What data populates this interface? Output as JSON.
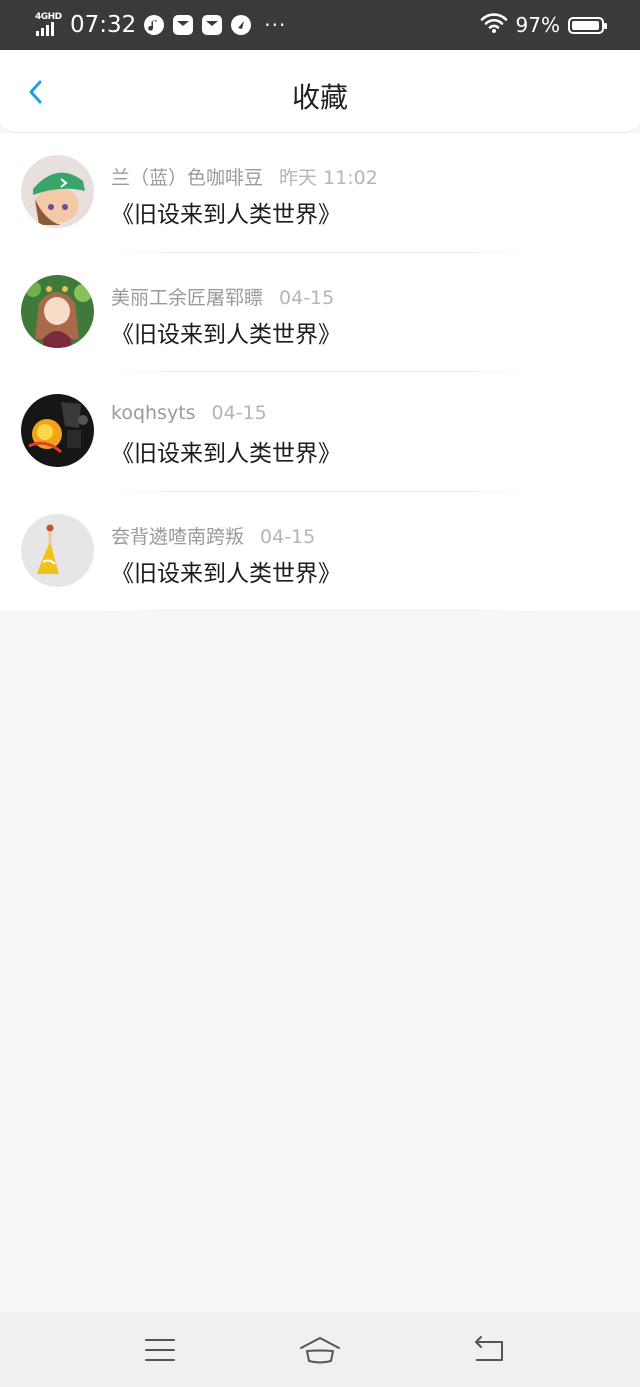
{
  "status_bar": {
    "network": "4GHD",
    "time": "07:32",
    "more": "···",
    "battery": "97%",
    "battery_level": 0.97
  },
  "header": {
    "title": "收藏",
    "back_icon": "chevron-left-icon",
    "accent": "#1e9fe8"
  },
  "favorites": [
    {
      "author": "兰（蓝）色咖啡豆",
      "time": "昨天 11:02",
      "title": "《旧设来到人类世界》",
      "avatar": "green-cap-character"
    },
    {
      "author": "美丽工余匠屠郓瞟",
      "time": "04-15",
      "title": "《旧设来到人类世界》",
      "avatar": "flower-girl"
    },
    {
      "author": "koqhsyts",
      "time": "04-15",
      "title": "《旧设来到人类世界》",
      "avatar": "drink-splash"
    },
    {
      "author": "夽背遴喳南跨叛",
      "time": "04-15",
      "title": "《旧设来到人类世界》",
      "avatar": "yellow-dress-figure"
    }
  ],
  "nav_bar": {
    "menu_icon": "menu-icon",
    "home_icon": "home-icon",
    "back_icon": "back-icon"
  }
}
---
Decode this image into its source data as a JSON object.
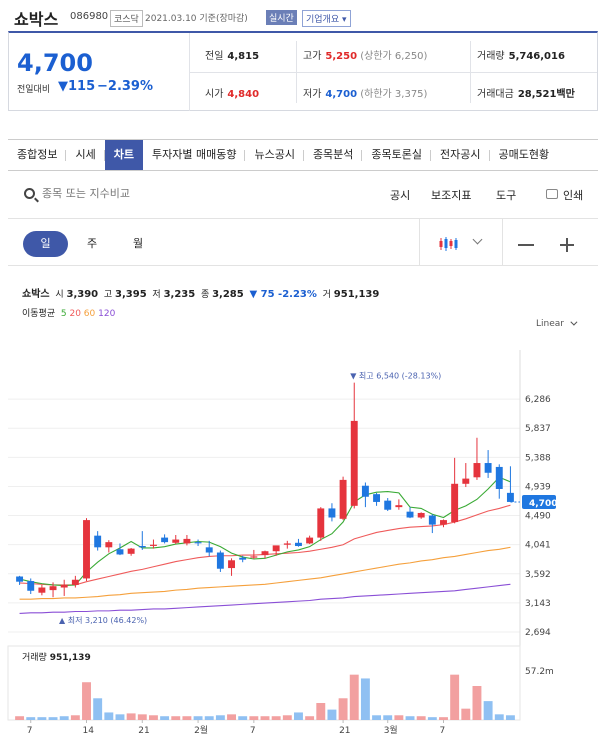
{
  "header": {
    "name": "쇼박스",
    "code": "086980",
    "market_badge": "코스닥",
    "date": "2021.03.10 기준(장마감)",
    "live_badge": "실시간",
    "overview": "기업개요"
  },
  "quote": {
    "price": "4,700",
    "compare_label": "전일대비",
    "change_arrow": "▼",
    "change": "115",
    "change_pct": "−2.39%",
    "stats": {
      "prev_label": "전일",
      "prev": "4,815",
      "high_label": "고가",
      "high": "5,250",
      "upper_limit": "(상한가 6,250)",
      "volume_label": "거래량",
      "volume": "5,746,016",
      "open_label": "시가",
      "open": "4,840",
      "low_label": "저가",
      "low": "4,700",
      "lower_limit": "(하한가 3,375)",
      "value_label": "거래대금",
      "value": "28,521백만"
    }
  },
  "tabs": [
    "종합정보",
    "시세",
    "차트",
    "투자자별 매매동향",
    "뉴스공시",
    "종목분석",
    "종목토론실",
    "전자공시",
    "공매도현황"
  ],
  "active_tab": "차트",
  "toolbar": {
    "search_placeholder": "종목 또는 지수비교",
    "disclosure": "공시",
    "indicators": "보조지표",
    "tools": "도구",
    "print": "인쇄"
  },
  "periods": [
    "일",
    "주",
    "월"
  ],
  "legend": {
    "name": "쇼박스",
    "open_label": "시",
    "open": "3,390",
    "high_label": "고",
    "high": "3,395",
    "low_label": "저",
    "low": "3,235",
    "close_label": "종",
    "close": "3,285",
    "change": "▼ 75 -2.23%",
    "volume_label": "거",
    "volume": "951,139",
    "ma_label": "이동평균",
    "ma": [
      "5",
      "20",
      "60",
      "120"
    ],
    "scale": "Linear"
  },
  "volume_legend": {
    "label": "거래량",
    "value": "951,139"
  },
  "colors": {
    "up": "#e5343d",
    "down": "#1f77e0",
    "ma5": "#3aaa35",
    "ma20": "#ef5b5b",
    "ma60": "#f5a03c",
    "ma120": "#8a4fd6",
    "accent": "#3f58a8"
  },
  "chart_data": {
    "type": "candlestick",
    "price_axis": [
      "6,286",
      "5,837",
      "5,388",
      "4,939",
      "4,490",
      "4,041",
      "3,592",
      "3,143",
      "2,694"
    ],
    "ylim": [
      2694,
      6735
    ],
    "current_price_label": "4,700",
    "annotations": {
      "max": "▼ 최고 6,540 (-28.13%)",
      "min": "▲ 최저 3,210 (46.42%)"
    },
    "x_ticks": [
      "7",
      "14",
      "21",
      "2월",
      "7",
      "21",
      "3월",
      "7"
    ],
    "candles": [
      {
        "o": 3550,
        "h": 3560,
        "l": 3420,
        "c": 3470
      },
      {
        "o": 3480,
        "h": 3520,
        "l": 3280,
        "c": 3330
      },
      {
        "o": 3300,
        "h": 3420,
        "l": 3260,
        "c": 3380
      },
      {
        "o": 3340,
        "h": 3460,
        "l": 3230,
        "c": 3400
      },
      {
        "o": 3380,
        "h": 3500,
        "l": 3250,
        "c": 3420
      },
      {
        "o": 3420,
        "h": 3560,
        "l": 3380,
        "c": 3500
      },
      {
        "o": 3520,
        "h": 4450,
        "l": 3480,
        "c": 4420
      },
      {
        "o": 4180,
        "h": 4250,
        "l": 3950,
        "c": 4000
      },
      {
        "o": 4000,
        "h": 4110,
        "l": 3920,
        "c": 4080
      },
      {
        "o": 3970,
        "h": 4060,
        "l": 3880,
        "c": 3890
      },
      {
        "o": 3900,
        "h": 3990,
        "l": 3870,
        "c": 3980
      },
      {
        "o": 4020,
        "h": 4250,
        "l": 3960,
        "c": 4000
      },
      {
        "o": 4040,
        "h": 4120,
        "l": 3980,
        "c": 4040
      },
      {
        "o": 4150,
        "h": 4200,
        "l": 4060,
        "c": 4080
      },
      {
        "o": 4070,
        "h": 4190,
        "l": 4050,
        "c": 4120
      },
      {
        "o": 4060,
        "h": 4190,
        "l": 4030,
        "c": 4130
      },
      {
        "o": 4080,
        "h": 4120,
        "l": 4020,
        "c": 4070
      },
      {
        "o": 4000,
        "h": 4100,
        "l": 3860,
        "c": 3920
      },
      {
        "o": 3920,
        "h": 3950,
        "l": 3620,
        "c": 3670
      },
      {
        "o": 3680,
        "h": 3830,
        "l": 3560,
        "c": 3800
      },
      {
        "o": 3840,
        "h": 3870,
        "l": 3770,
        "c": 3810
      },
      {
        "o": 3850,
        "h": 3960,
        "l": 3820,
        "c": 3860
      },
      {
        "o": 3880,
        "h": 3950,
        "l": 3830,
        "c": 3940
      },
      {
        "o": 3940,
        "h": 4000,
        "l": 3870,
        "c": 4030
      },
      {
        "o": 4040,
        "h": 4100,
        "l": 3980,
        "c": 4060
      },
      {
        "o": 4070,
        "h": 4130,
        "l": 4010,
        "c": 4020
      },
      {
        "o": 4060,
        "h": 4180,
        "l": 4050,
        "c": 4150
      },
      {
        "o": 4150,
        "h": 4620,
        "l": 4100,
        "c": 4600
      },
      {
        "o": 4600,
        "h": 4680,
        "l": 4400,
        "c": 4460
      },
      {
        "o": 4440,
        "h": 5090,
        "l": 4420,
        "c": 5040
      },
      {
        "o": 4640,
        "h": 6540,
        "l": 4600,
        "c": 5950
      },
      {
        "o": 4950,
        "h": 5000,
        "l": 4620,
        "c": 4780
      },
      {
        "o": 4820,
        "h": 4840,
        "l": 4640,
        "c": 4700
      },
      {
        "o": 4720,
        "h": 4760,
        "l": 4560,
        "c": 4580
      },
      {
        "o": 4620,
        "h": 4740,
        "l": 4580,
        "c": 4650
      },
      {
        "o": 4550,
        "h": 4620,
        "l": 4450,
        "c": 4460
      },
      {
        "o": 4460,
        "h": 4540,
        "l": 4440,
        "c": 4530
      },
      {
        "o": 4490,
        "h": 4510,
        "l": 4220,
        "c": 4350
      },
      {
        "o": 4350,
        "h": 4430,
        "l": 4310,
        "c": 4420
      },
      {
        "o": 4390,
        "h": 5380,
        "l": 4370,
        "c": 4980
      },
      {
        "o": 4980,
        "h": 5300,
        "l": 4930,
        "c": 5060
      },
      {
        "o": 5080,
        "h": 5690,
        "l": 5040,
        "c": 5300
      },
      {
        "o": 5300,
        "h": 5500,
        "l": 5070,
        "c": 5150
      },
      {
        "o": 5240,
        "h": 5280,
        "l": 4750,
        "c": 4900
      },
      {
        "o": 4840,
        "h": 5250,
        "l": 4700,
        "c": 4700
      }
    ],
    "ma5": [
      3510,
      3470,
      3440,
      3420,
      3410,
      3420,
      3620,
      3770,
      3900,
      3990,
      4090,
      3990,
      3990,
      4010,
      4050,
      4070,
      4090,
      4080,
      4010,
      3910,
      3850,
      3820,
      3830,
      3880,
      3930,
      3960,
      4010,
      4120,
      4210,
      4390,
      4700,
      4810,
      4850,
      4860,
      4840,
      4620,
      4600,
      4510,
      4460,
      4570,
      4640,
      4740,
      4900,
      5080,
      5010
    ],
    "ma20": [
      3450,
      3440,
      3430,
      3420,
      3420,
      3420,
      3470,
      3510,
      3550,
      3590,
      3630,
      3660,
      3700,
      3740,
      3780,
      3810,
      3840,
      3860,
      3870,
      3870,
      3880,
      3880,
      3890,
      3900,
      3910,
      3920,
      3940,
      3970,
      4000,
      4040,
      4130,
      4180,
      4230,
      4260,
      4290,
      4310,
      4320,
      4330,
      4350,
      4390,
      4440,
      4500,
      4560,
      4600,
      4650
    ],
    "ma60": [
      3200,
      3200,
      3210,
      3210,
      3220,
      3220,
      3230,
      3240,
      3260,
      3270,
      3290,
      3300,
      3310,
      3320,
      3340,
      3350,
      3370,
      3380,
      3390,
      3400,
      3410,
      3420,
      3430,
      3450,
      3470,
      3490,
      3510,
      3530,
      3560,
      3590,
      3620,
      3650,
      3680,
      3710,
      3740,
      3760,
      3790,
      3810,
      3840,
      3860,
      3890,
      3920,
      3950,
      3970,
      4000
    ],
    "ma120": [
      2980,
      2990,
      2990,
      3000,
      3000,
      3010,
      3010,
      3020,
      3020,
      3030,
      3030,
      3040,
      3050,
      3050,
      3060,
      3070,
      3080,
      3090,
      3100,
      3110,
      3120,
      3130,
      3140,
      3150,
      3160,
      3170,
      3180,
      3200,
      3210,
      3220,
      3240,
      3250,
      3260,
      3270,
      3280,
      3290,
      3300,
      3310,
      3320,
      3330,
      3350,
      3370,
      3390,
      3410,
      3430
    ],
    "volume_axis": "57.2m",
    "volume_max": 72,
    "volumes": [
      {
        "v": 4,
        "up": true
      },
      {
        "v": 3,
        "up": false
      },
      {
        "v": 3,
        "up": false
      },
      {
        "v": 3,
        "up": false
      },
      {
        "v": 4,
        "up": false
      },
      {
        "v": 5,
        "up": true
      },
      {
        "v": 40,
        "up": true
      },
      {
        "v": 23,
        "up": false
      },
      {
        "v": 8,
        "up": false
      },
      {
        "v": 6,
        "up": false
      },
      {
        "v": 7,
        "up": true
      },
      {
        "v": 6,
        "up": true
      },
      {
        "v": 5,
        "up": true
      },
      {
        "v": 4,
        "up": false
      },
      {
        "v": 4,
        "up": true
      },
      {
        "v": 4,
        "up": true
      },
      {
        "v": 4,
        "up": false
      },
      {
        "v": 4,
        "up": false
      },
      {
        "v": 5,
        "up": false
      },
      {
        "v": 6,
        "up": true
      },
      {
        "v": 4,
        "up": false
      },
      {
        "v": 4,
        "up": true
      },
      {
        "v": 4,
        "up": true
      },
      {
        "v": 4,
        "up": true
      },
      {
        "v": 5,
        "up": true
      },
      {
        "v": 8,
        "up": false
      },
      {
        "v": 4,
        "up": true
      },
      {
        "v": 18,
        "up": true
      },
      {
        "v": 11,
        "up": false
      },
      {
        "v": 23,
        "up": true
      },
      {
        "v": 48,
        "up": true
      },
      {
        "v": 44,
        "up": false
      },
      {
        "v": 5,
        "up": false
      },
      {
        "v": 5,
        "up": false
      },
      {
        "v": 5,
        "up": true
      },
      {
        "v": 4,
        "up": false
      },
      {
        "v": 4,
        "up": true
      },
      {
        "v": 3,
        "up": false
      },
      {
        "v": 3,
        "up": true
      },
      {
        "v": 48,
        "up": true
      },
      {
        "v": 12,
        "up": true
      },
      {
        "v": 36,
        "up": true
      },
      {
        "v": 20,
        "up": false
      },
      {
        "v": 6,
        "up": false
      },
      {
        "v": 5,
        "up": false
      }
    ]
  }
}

• **GIVEN TASK**: Extract each line holding the string "JSON".

• **FINISHED EXERCISE**:
What data populates this interface? Output as JSON.
Decode this image into its source data as a JSON object.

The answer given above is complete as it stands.